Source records
◆ ◆ ◆ ◆ ◆

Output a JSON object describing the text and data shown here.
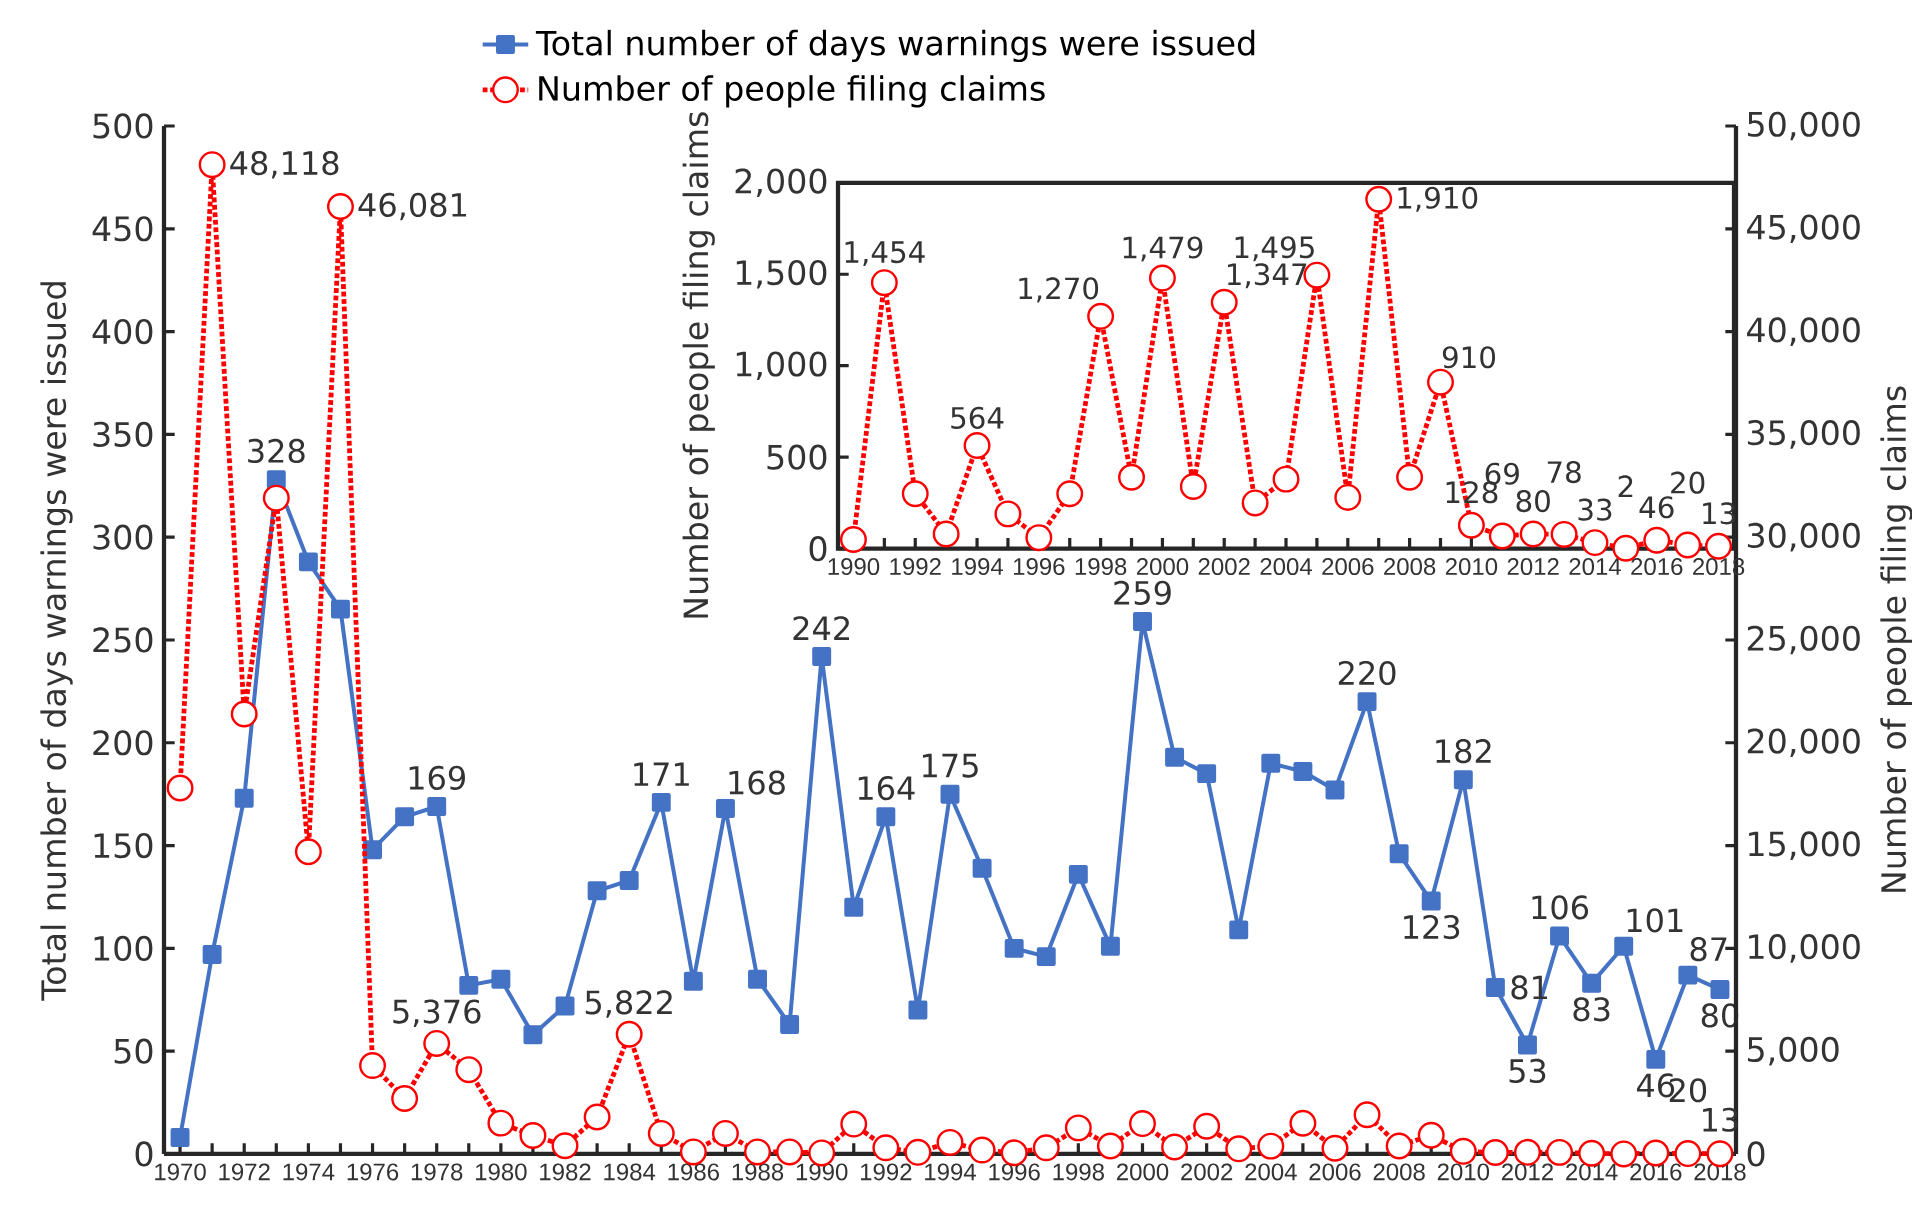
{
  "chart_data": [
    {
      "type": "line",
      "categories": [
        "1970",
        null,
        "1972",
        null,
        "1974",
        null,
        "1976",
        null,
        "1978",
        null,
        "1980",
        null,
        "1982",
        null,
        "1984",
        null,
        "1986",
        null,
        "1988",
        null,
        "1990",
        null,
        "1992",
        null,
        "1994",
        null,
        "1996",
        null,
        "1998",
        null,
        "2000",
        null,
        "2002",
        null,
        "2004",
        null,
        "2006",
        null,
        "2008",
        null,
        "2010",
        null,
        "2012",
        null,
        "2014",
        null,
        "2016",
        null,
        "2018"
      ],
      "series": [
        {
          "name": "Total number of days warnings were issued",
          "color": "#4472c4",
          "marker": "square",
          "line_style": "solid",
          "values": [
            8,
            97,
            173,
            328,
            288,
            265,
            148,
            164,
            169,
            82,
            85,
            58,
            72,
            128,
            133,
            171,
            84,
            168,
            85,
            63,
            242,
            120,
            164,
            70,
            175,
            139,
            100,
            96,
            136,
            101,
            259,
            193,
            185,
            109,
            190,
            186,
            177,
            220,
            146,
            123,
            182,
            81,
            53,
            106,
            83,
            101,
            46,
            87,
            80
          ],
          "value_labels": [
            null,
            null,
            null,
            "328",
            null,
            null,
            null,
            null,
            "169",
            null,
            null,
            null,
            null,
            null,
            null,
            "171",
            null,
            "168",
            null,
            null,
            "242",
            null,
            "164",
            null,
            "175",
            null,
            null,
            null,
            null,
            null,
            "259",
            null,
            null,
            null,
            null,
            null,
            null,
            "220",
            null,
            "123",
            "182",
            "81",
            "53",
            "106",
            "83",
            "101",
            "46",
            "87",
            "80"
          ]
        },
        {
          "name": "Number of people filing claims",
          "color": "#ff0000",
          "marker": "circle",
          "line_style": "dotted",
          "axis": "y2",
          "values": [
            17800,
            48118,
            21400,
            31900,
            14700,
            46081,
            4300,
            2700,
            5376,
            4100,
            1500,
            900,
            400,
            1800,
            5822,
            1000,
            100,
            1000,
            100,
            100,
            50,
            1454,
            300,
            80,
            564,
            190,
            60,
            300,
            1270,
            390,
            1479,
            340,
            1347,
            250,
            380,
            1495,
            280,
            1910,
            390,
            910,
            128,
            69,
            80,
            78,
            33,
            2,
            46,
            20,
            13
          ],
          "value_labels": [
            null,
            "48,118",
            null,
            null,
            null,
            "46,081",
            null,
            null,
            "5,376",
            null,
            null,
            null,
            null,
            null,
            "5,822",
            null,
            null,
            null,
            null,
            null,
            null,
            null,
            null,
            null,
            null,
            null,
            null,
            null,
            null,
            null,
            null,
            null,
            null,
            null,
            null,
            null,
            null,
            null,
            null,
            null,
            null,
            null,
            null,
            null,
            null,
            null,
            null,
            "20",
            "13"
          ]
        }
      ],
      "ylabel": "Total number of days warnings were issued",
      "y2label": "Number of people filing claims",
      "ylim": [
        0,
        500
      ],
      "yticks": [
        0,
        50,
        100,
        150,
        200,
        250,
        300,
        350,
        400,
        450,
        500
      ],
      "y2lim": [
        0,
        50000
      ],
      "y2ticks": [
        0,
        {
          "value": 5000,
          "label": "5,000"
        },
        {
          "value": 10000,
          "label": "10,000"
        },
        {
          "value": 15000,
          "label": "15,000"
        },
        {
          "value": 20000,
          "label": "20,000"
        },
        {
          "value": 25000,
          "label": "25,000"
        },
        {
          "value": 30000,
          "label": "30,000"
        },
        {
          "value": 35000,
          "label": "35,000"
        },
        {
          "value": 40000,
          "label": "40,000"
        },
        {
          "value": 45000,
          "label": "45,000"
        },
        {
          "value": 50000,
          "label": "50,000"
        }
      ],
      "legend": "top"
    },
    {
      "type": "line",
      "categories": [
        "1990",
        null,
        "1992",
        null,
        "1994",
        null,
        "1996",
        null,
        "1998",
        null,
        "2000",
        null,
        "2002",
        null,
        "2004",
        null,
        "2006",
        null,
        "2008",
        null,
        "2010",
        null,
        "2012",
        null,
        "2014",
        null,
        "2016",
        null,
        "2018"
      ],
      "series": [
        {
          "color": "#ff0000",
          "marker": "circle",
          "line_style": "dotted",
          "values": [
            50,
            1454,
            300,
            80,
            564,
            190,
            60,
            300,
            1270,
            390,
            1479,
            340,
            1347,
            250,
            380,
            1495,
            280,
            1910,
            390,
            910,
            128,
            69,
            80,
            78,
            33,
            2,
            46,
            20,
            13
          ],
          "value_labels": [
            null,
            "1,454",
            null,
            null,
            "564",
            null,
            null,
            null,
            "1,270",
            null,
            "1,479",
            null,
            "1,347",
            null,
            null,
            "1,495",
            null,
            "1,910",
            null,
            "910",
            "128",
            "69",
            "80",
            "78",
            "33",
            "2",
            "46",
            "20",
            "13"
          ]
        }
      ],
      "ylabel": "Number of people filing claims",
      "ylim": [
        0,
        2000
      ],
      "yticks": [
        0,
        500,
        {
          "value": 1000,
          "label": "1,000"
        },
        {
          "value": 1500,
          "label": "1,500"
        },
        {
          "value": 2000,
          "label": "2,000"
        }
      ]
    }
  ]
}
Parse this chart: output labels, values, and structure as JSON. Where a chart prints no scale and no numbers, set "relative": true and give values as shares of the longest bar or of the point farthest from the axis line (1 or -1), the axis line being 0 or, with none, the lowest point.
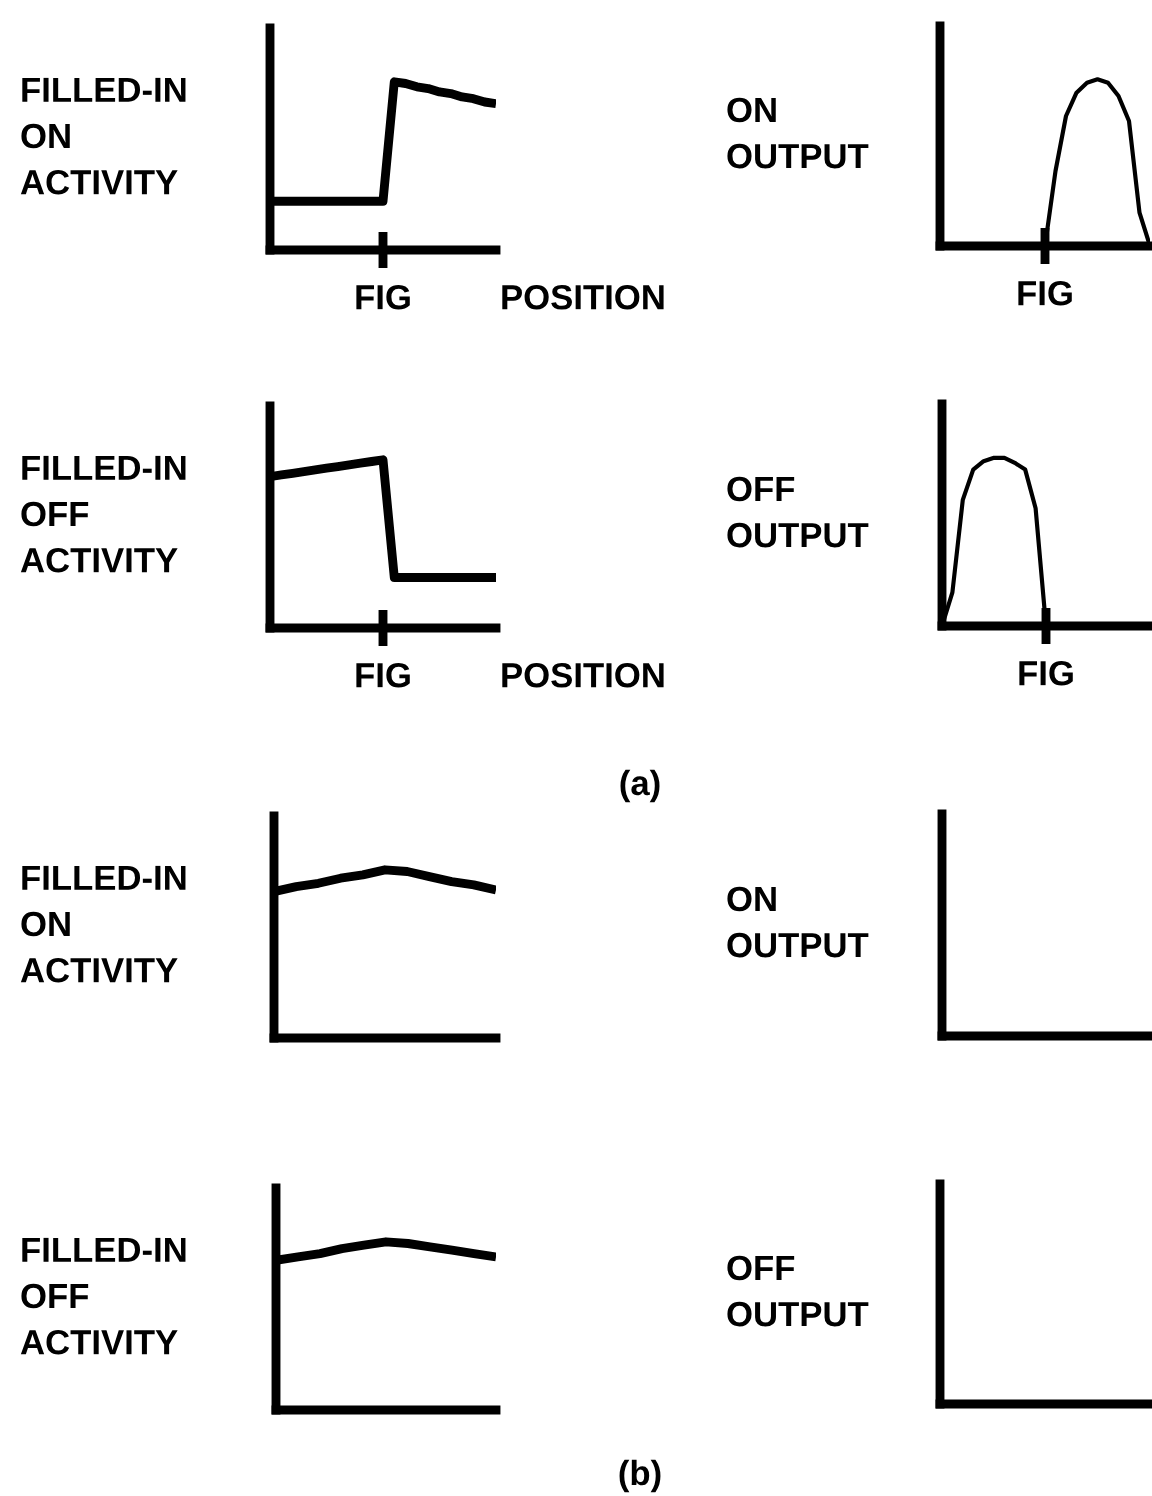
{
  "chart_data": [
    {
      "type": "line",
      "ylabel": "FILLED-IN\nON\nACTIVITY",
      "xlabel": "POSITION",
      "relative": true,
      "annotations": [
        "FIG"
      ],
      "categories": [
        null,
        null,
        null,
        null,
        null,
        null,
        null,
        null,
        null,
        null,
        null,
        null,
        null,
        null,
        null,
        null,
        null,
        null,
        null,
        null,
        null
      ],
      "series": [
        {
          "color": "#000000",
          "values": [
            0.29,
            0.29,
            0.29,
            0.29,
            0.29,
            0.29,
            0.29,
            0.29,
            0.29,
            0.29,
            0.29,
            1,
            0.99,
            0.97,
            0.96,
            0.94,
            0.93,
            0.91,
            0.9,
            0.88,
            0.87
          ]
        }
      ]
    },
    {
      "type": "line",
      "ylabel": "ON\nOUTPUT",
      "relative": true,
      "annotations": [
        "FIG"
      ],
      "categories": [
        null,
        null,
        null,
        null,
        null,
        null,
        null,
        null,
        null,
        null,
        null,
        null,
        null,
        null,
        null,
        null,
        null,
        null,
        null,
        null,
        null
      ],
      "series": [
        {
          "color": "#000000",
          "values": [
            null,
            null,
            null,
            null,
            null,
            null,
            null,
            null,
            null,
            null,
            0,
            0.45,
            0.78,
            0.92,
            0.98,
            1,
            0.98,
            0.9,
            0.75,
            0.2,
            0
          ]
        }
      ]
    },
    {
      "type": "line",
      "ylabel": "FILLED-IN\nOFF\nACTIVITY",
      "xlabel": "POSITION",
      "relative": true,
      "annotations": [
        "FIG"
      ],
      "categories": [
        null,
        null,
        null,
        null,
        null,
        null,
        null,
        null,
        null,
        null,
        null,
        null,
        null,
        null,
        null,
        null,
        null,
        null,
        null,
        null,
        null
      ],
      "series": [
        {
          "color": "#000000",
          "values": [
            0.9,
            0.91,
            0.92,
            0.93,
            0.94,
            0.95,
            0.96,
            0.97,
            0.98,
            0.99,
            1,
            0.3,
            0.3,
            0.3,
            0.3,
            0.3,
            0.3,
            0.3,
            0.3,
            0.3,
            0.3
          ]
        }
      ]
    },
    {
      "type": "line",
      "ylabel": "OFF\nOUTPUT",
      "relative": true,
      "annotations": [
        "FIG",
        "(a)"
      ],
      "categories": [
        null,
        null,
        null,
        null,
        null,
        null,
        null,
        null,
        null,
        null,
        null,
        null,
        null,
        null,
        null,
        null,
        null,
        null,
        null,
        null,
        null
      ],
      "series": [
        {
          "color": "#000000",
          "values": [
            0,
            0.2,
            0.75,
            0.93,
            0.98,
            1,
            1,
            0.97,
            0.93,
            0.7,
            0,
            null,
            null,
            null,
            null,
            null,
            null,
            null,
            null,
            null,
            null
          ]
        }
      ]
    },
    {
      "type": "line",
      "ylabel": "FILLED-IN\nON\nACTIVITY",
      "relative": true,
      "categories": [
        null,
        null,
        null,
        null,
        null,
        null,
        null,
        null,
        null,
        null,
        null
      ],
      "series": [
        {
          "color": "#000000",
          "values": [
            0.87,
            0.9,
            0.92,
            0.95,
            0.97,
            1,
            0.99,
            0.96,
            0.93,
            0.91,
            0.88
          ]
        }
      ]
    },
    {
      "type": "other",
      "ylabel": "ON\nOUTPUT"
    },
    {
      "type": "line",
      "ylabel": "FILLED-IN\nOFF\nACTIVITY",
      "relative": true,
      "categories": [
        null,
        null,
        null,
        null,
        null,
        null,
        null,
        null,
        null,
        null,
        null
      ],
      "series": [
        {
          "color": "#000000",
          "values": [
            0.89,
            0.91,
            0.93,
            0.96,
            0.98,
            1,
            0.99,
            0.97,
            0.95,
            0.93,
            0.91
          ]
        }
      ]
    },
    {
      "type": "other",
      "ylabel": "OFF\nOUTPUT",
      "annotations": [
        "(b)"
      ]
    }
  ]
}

◆ ◆ ◆ ◆ ◆

**Instructions to follow**.
Filter the entries down to the lines with the word "Total" in them.

**Problem solution**.
          "name": "Total number of days warnings were issued",
      "ylabel": "Total number of days warnings were issued",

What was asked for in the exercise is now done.